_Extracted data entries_
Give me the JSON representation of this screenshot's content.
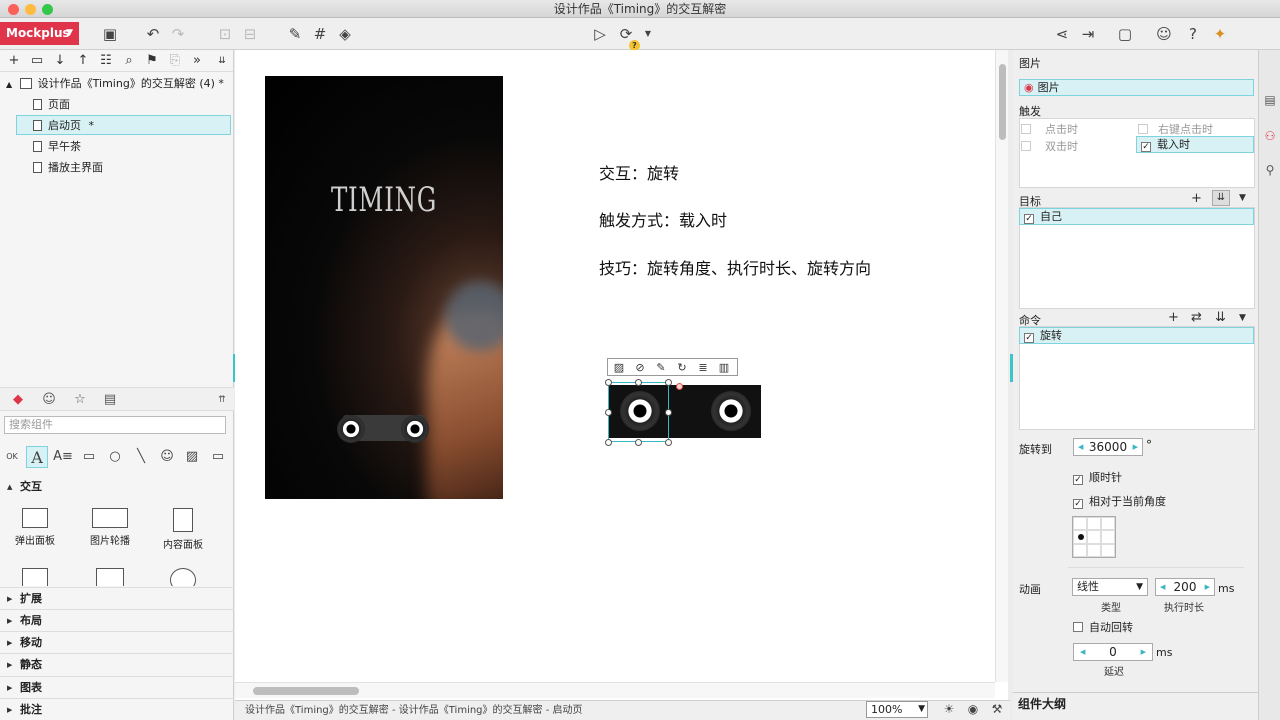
{
  "window": {
    "title": "设计作品《Timing》的交互解密"
  },
  "toolbar": {
    "brand": "Mockplus",
    "help_badge": "?"
  },
  "left_panel": {
    "project": {
      "name": "设计作品《Timing》的交互解密 (4)",
      "modified_mark": "*"
    },
    "pages": [
      {
        "label": "页面",
        "modified": ""
      },
      {
        "label": "启动页",
        "modified": "*"
      },
      {
        "label": "早午茶",
        "modified": ""
      },
      {
        "label": "播放主界面",
        "modified": ""
      }
    ],
    "search_placeholder": "搜索组件",
    "sections": [
      {
        "label": "交互",
        "expanded": true
      },
      {
        "label": "扩展"
      },
      {
        "label": "布局"
      },
      {
        "label": "移动"
      },
      {
        "label": "静态"
      },
      {
        "label": "图表"
      },
      {
        "label": "批注"
      }
    ],
    "components": [
      {
        "label": "弹出面板"
      },
      {
        "label": "图片轮播"
      },
      {
        "label": "内容面板"
      }
    ]
  },
  "canvas": {
    "phone": {
      "logo_text": "TIMING"
    },
    "description": [
      "交互：旋转",
      "触发方式：载入时",
      "技巧：旋转角度、执行时长、旋转方向"
    ]
  },
  "status_bar": {
    "path": "设计作品《Timing》的交互解密 - 设计作品《Timing》的交互解密 - 启动页",
    "zoom": "100%"
  },
  "right_panel": {
    "component_header": "图片",
    "component_name": "图片",
    "trigger_header": "触发",
    "triggers": [
      {
        "label": "点击时",
        "checked": false,
        "enabled": false
      },
      {
        "label": "右键点击时",
        "checked": false,
        "enabled": false
      },
      {
        "label": "双击时",
        "checked": false,
        "enabled": false
      },
      {
        "label": "载入时",
        "checked": true,
        "enabled": true
      }
    ],
    "target_header": "目标",
    "targets": [
      {
        "label": "自己",
        "checked": true
      }
    ],
    "command_header": "命令",
    "commands": [
      {
        "label": "旋转",
        "checked": true
      }
    ],
    "rotate_to_label": "旋转到",
    "rotate_value": "36000",
    "degree_unit": "°",
    "clockwise_label": "顺时针",
    "clockwise": true,
    "relative_label": "相对于当前角度",
    "relative": true,
    "animation_label": "动画",
    "animation_type": "线性",
    "animation_type_caption": "类型",
    "duration_value": "200",
    "duration_unit": "ms",
    "duration_caption": "执行时长",
    "auto_revert_label": "自动回转",
    "auto_revert": false,
    "delay_value": "0",
    "delay_unit": "ms",
    "delay_caption": "延迟",
    "outline_header": "组件大纲"
  },
  "colors": {
    "brand": "#e0344a",
    "accent": "#38b8c4",
    "selection_bg": "#d7f1f4"
  }
}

_Task to complete_
Establish how many lines of the material above hold the word "true". Nothing but the count should be returned.

_Expected answer_
7